_Stated exercise_. Find the string "this" and gather every line that holds it.

_Provided data_.

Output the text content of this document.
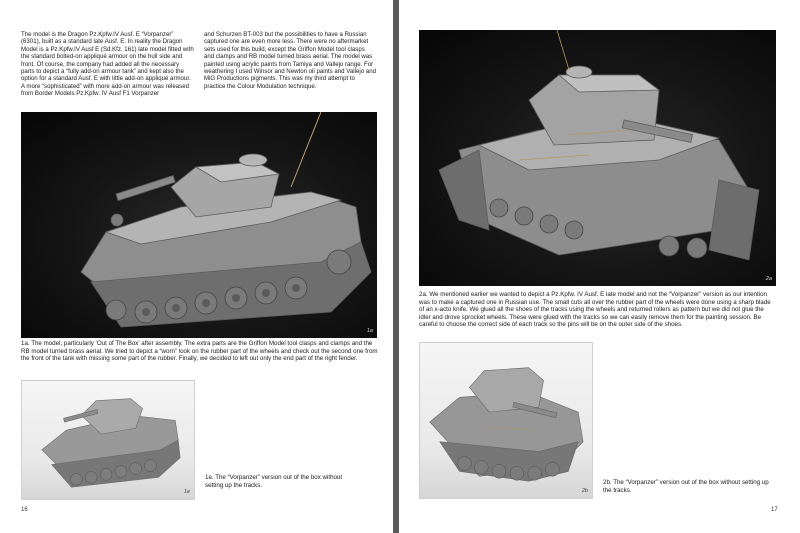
The model is the Dragon Pz.Kpfw.IV Ausf. E “Vorpanzer” (6301), built as a standard late Ausf. E. In reality the Dragon Model is a Pz.Kpfw.IV Ausf E (Sd.Kfz. 161) late model fitted with the standard bolted-on appliqué armour on the hull side and front. Of course, the company had added all the necessary parts to depict a “fully add-on armour tank” and kept also the option for a standard Ausf. E with little add-on appliqué armour. A more “sophisticated” with more add-on armour was released from Border Models Pz.Kpfw. IV Ausf F1 Vorpanzer

and Schurzen BT-003 but the possibilities to have a Russian captured one are even more less. There were no aftermarket sets used for this build, except the Griffon Model tool clasps and clamps and RB model turned brass aerial. The model was painted using acrylic paints from Tamiya and Vallejo range. For weathering I used Winsor and Newton oil paints and Vallejo and MiG Productions pigments. This was my third attempt to practice the Colour Modulation technique.

1a

1a. The model, particularly ‘Out of The Box’ after assembly. The extra parts are the Griffon Model tool clasps and clamps and the RB model turned brass aerial. We tried to depict a “worn” look on the rubber part of the wheels and check out the second one from the front of the tank with missing some part of the rubber. Finally, we decided to left out only the end part of the right fender.

1e

1e. The “Vorpanzer” version out of the box without setting up the tracks.

16
2a

2a. We mentioned earlier we wanted to depict a Pz.Kpfw. IV Ausf. E late model and not the “Vorpanzer” version as our intention was to make a captured one in Russian use. The small cuts all over the rubber part of the wheels were done using a sharp blade of an x-acto knife. We glued all the shoes of the tracks using the wheels and returned rollers as pattern but we did not glue the idler and drove sprocket wheels. These were glued with the tracks so we can easily remove them for the painting session. Be careful to choose the correct side of each track so the pins will be on the outer side of the shoes.

2b

2b. The “Vorpanzer” version out of the box without setting up the tracks.

17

_Answer to the task_.
Output the text content of this document.
and Schurzen BT-003 but the possibilities to have a Russian captured one are even more less. There were no aftermarket sets used for this build, except the Griffon Model tool clasps and clamps and RB model turned brass aerial. The model was painted using acrylic paints from Tamiya and Vallejo range. For weathering I used Winsor and Newton oil paints and Vallejo and MiG Productions pigments. This was my third attempt to practice the Colour Modulation technique.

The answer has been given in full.